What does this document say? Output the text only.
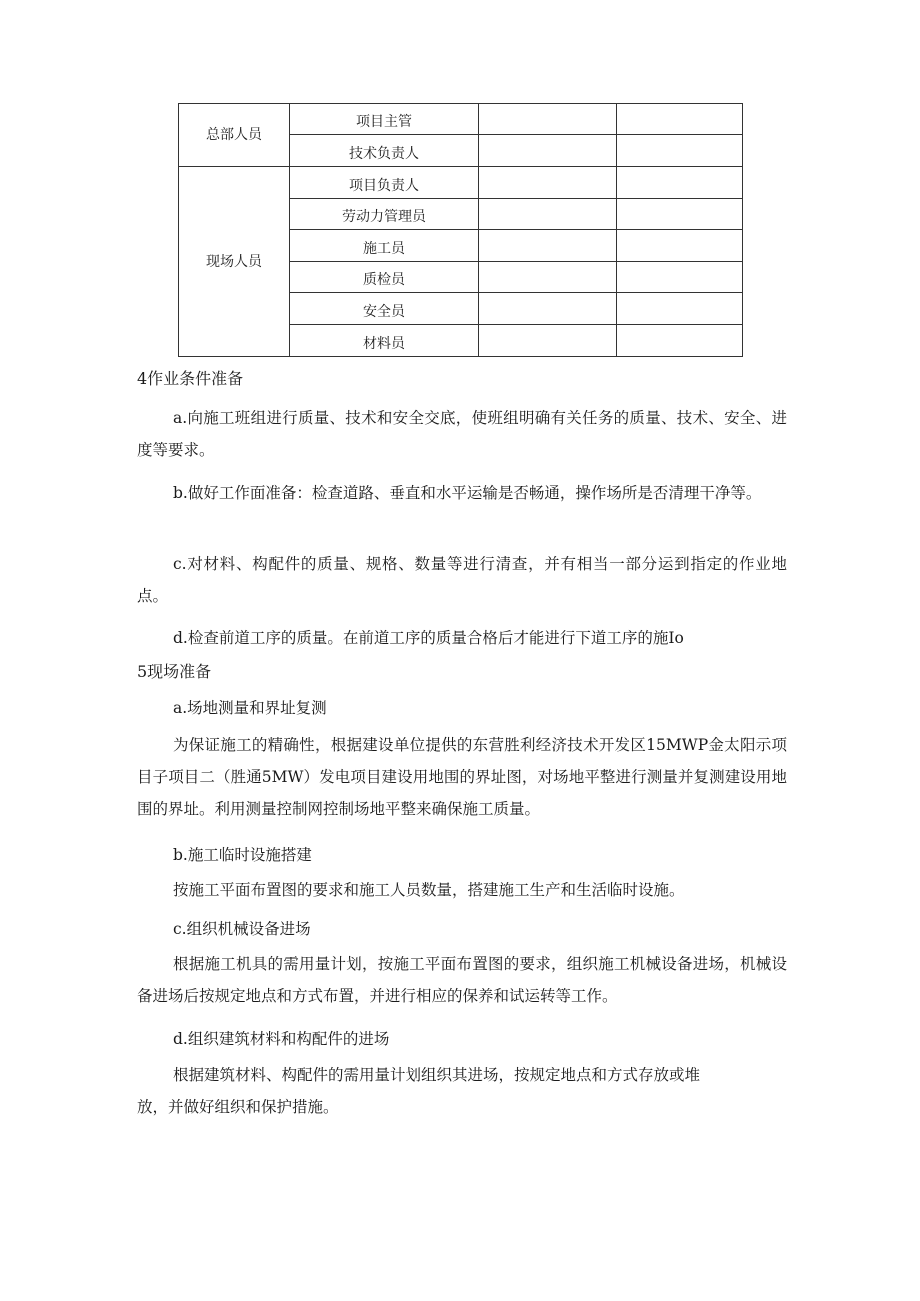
总部人员	项目主管		
	技术负责人		
现场人员	项目负责人		
	劳动力管理员		
	施工员		
	质检员		
	安全员		
	材料员		
4作业条件准备

a.向施工班组进行质量、技术和安全交底，使班组明确有关任务的质量、技术、安全、进度等要求。

b.做好工作面准备：检查道路、垂直和水平运输是否畅通，操作场所是否清理干净等。

c.对材料、构配件的质量、规格、数量等进行清查，并有相当一部分运到指定的作业地点。

d.检查前道工序的质量。在前道工序的质量合格后才能进行下道工序的施Io

5现场准备
a.场地测量和界址复测

为保证施工的精确性，根据建设单位提供的东营胜利经济技术开发区15MWP金太阳示项目子项目二（胜通5MW）发电项目建设用地围的界址图，对场地平整进行测量并复测建设用地围的界址。利用测量控制网控制场地平整来确保施工质量。

b.施工临时设施搭建

按施工平面布置图的要求和施工人员数量，搭建施工生产和生活临时设施。

c.组织机械设备进场

根据施工机具的需用量计划，按施工平面布置图的要求，组织施工机械设备进场，机械设备进场后按规定地点和方式布置，并进行相应的保养和试运转等工作。

d.组织建筑材料和构配件的进场
根据建筑材料、构配件的需用量计划组织其进场，按规定地点和方式存放或堆
放，并做好组织和保护措施。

◆ ◆ ◆ ◆

EXERCISE AIM: Repeat the records above verbatim, with no pictures in the result.

RESPONSE TO THE TASK:
What does this document say? Output the text only.
总部人员	项目主管		
	技术负责人		
现场人员	项目负责人		
	劳动力管理员		
	施工员		
	质检员		
	安全员		
	材料员		
4作业条件准备

a.向施工班组进行质量、技术和安全交底，使班组明确有关任务的质量、技术、安全、进度等要求。

b.做好工作面准备：检查道路、垂直和水平运输是否畅通，操作场所是否清理干净等。

c.对材料、构配件的质量、规格、数量等进行清查，并有相当一部分运到指定的作业地点。

d.检查前道工序的质量。在前道工序的质量合格后才能进行下道工序的施Io

5现场准备
a.场地测量和界址复测

为保证施工的精确性，根据建设单位提供的东营胜利经济技术开发区15MWP金太阳示项目子项目二（胜通5MW）发电项目建设用地围的界址图，对场地平整进行测量并复测建设用地围的界址。利用测量控制网控制场地平整来确保施工质量。

b.施工临时设施搭建

按施工平面布置图的要求和施工人员数量，搭建施工生产和生活临时设施。

c.组织机械设备进场

根据施工机具的需用量计划，按施工平面布置图的要求，组织施工机械设备进场，机械设备进场后按规定地点和方式布置，并进行相应的保养和试运转等工作。

d.组织建筑材料和构配件的进场
根据建筑材料、构配件的需用量计划组织其进场，按规定地点和方式存放或堆
放，并做好组织和保护措施。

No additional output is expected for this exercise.